_Set problem_
Repeat the records below exactly, leaving out every picture.

_Task input_
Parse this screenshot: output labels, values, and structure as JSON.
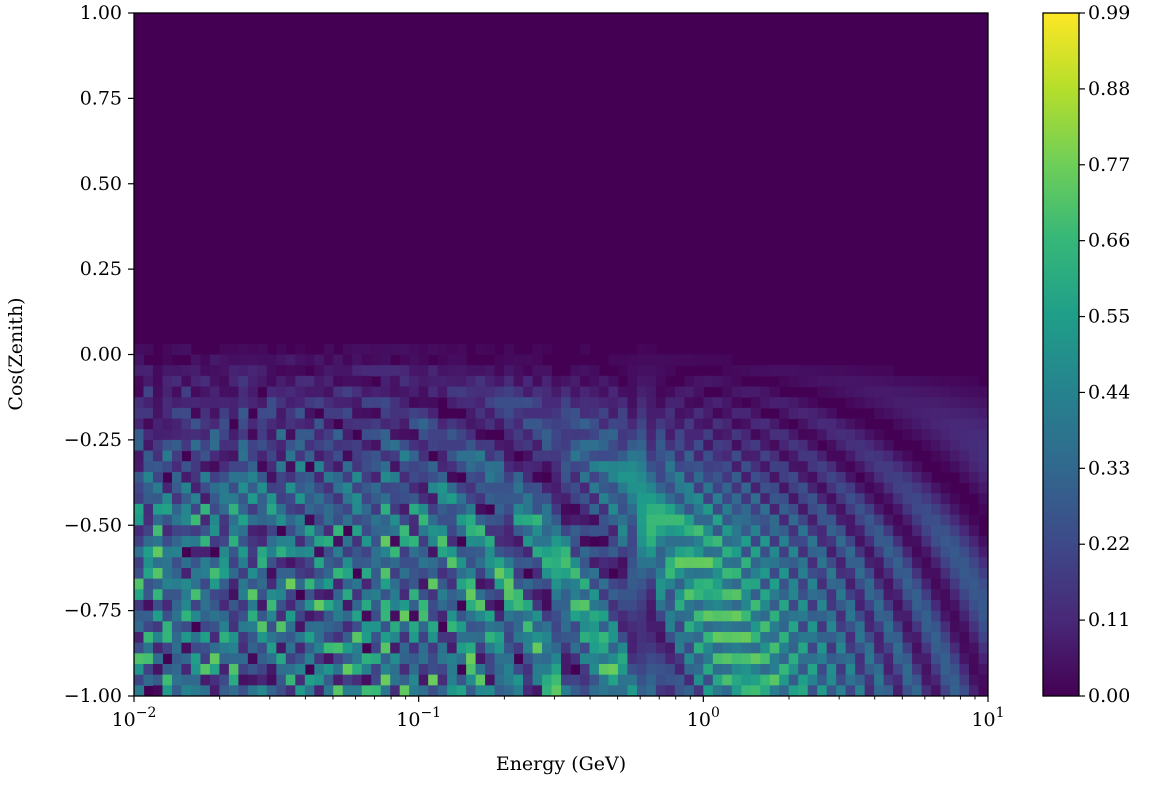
{
  "chart_data": {
    "type": "heatmap",
    "title": "",
    "xlabel": "Energy (GeV)",
    "ylabel": "Cos(Zenith)",
    "x_scale": "log",
    "xlim": [
      0.01,
      10
    ],
    "ylim": [
      -1.0,
      1.0
    ],
    "x_ticks": [
      {
        "value": 0.01,
        "base": "10",
        "exp": "−2"
      },
      {
        "value": 0.1,
        "base": "10",
        "exp": "−1"
      },
      {
        "value": 1,
        "base": "10",
        "exp": "0"
      },
      {
        "value": 10,
        "base": "10",
        "exp": "1"
      }
    ],
    "y_ticks": [
      {
        "value": 1.0,
        "label": "1.00"
      },
      {
        "value": 0.75,
        "label": "0.75"
      },
      {
        "value": 0.5,
        "label": "0.50"
      },
      {
        "value": 0.25,
        "label": "0.25"
      },
      {
        "value": 0.0,
        "label": "0.00"
      },
      {
        "value": -0.25,
        "label": "−0.25"
      },
      {
        "value": -0.5,
        "label": "−0.50"
      },
      {
        "value": -0.75,
        "label": "−0.75"
      },
      {
        "value": -1.0,
        "label": "−1.00"
      }
    ],
    "colormap": "viridis",
    "colorbar": {
      "range": [
        0.0,
        0.99
      ],
      "ticks": [
        {
          "value": 0.99,
          "label": "0.99"
        },
        {
          "value": 0.88,
          "label": "0.88"
        },
        {
          "value": 0.77,
          "label": "0.77"
        },
        {
          "value": 0.66,
          "label": "0.66"
        },
        {
          "value": 0.55,
          "label": "0.55"
        },
        {
          "value": 0.44,
          "label": "0.44"
        },
        {
          "value": 0.33,
          "label": "0.33"
        },
        {
          "value": 0.22,
          "label": "0.22"
        },
        {
          "value": 0.11,
          "label": "0.11"
        },
        {
          "value": 0.0,
          "label": "0.00"
        }
      ]
    },
    "grid": false,
    "legend": "none"
  }
}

_Response for this exercise_
Parse this screenshot: output labels, values, and structure as JSON.
{
  "chart_data": {
    "type": "heatmap",
    "title": "",
    "xlabel": "Energy (GeV)",
    "ylabel": "Cos(Zenith)",
    "x_scale": "log",
    "xlim": [
      0.01,
      10
    ],
    "ylim": [
      -1.0,
      1.0
    ],
    "x_ticks": [
      {
        "value": 0.01,
        "base": "10",
        "exp": "−2"
      },
      {
        "value": 0.1,
        "base": "10",
        "exp": "−1"
      },
      {
        "value": 1,
        "base": "10",
        "exp": "0"
      },
      {
        "value": 10,
        "base": "10",
        "exp": "1"
      }
    ],
    "y_ticks": [
      {
        "value": 1.0,
        "label": "1.00"
      },
      {
        "value": 0.75,
        "label": "0.75"
      },
      {
        "value": 0.5,
        "label": "0.50"
      },
      {
        "value": 0.25,
        "label": "0.25"
      },
      {
        "value": 0.0,
        "label": "0.00"
      },
      {
        "value": -0.25,
        "label": "−0.25"
      },
      {
        "value": -0.5,
        "label": "−0.50"
      },
      {
        "value": -0.75,
        "label": "−0.75"
      },
      {
        "value": -1.0,
        "label": "−1.00"
      }
    ],
    "colormap": "viridis",
    "colorbar": {
      "range": [
        0.0,
        0.99
      ],
      "ticks": [
        {
          "value": 0.99,
          "label": "0.99"
        },
        {
          "value": 0.88,
          "label": "0.88"
        },
        {
          "value": 0.77,
          "label": "0.77"
        },
        {
          "value": 0.66,
          "label": "0.66"
        },
        {
          "value": 0.55,
          "label": "0.55"
        },
        {
          "value": 0.44,
          "label": "0.44"
        },
        {
          "value": 0.33,
          "label": "0.33"
        },
        {
          "value": 0.22,
          "label": "0.22"
        },
        {
          "value": 0.11,
          "label": "0.11"
        },
        {
          "value": 0.0,
          "label": "0.00"
        }
      ]
    },
    "grid": false,
    "legend": "none"
  }
}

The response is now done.